[Items from a data source]
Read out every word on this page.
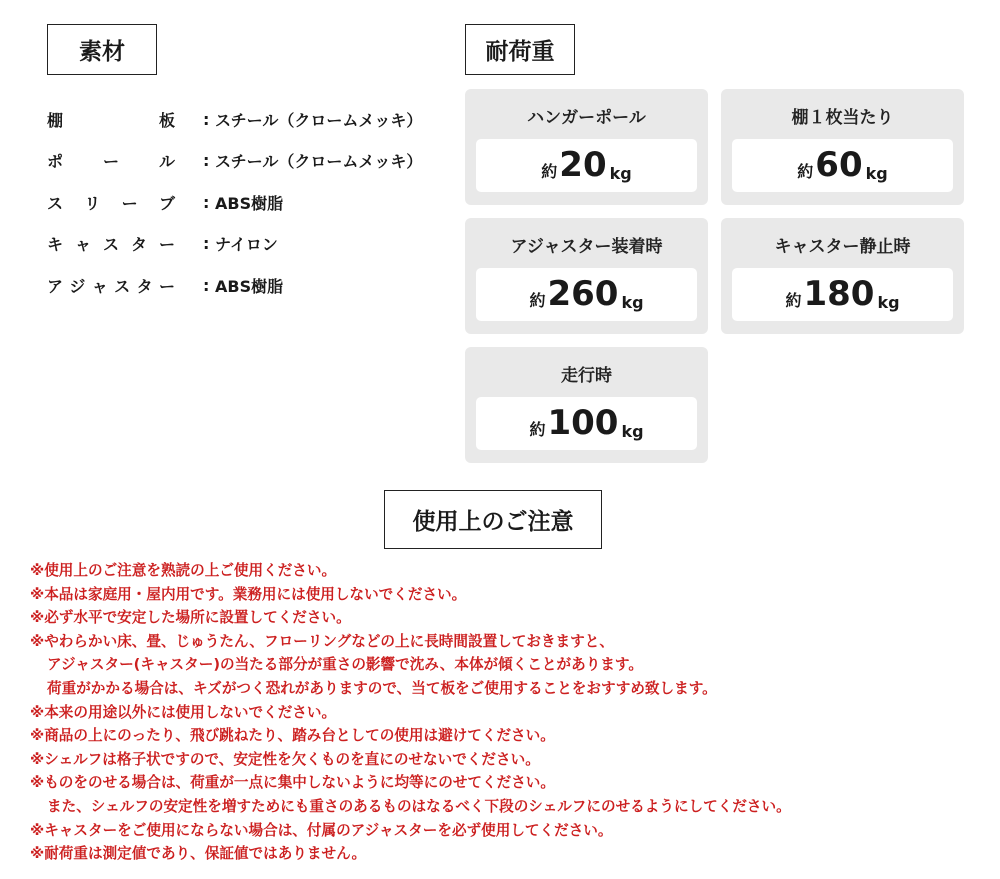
素材
棚	板 : スチール（クロームメッキ）
ポ ー ル : スチール（クロームメッキ）
ス リ ー ブ : ABS樹脂
キ ャ ス タ ー : ナイロン
ア ジ ャ ス タ ー : ABS樹脂
耐荷重
ハンガーポール
約 20 kg
棚１枚当たり
約 60 kg
アジャスター装着時
約 260 kg
キャスター静止時
約 180 kg
走行時
約 100 kg
使用上のご注意
※使用上のご注意を熟読の上ご使用ください。
※本品は家庭用・屋内用です。業務用には使用しないでください。
※必ず水平で安定した場所に設置してください。
※やわらかい床、畳、じゅうたん、フローリングなどの上に長時間設置しておきますと、
アジャスター(キャスター)の当たる部分が重さの影響で沈み、本体が傾くことがあります。
荷重がかかる場合は、キズがつく恐れがありますので、当て板をご使用することをおすすめ致します。
※本来の用途以外には使用しないでください。
※商品の上にのったり、飛び跳ねたり、踏み台としての使用は避けてください。
※シェルフは格子状ですので、安定性を欠くものを直にのせないでください。
※ものをのせる場合は、荷重が一点に集中しないように均等にのせてください。
また、シェルフの安定性を増すためにも重さのあるものはなるべく下段のシェルフにのせるようにしてください。
※キャスターをご使用にならない場合は、付属のアジャスターを必ず使用してください。
※耐荷重は測定値であり、保証値ではありません。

- **Instruction**: Copy the material exactly. Do not include the pictures.

- **The response**:
Read out every word on this page.
素材
棚	板 : スチール（クロームメッキ）
ポ ー ル : スチール（クロームメッキ）
ス リ ー ブ : ABS樹脂
キ ャ ス タ ー : ナイロン
ア ジ ャ ス タ ー : ABS樹脂
耐荷重
ハンガーポール
約 20 kg
棚１枚当たり
約 60 kg
アジャスター装着時
約 260 kg
キャスター静止時
約 180 kg
走行時
約 100 kg
使用上のご注意
※使用上のご注意を熟読の上ご使用ください。
※本品は家庭用・屋内用です。業務用には使用しないでください。
※必ず水平で安定した場所に設置してください。
※やわらかい床、畳、じゅうたん、フローリングなどの上に長時間設置しておきますと、
アジャスター(キャスター)の当たる部分が重さの影響で沈み、本体が傾くことがあります。
荷重がかかる場合は、キズがつく恐れがありますので、当て板をご使用することをおすすめ致します。
※本来の用途以外には使用しないでください。
※商品の上にのったり、飛び跳ねたり、踏み台としての使用は避けてください。
※シェルフは格子状ですので、安定性を欠くものを直にのせないでください。
※ものをのせる場合は、荷重が一点に集中しないように均等にのせてください。
また、シェルフの安定性を増すためにも重さのあるものはなるべく下段のシェルフにのせるようにしてください。
※キャスターをご使用にならない場合は、付属のアジャスターを必ず使用してください。
※耐荷重は測定値であり、保証値ではありません。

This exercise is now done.